Print the data exactly, leaving nothing out.

(Extracted data entries)
►

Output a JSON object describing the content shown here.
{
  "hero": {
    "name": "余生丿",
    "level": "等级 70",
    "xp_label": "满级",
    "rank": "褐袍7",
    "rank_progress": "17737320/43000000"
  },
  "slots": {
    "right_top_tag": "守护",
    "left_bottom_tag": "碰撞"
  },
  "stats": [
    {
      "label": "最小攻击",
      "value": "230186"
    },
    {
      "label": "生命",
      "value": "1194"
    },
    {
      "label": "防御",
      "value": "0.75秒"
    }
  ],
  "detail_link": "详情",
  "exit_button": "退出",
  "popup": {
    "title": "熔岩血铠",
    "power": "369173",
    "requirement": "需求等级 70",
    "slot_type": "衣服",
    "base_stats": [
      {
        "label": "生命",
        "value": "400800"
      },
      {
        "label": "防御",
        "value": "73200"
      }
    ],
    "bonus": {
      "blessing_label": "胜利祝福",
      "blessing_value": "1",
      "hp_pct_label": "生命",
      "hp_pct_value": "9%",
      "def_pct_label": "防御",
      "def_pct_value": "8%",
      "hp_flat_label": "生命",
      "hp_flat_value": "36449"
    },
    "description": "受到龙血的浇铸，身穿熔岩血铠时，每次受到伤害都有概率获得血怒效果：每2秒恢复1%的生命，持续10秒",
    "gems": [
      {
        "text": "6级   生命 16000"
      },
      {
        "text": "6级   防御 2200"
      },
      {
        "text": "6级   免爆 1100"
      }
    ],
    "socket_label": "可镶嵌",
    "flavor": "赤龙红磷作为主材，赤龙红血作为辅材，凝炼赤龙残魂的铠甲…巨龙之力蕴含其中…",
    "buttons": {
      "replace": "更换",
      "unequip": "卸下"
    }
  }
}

◄

RESULT ::
Output a JSON object describing the content shown here.
{
  "hero": {
    "name": "余生丿",
    "level": "等级 70",
    "xp_label": "满级",
    "rank": "褐袍7",
    "rank_progress": "17737320/43000000"
  },
  "slots": {
    "right_top_tag": "守护",
    "left_bottom_tag": "碰撞"
  },
  "stats": [
    {
      "label": "最小攻击",
      "value": "230186"
    },
    {
      "label": "生命",
      "value": "1194"
    },
    {
      "label": "防御",
      "value": "0.75秒"
    }
  ],
  "detail_link": "详情",
  "exit_button": "退出",
  "popup": {
    "title": "熔岩血铠",
    "power": "369173",
    "requirement": "需求等级 70",
    "slot_type": "衣服",
    "base_stats": [
      {
        "label": "生命",
        "value": "400800"
      },
      {
        "label": "防御",
        "value": "73200"
      }
    ],
    "bonus": {
      "blessing_label": "胜利祝福",
      "blessing_value": "1",
      "hp_pct_label": "生命",
      "hp_pct_value": "9%",
      "def_pct_label": "防御",
      "def_pct_value": "8%",
      "hp_flat_label": "生命",
      "hp_flat_value": "36449"
    },
    "description": "受到龙血的浇铸，身穿熔岩血铠时，每次受到伤害都有概率获得血怒效果：每2秒恢复1%的生命，持续10秒",
    "gems": [
      {
        "text": "6级   生命 16000"
      },
      {
        "text": "6级   防御 2200"
      },
      {
        "text": "6级   免爆 1100"
      }
    ],
    "socket_label": "可镶嵌",
    "flavor": "赤龙红磷作为主材，赤龙红血作为辅材，凝炼赤龙残魂的铠甲…巨龙之力蕴含其中…",
    "buttons": {
      "replace": "更换",
      "unequip": "卸下"
    }
  }
}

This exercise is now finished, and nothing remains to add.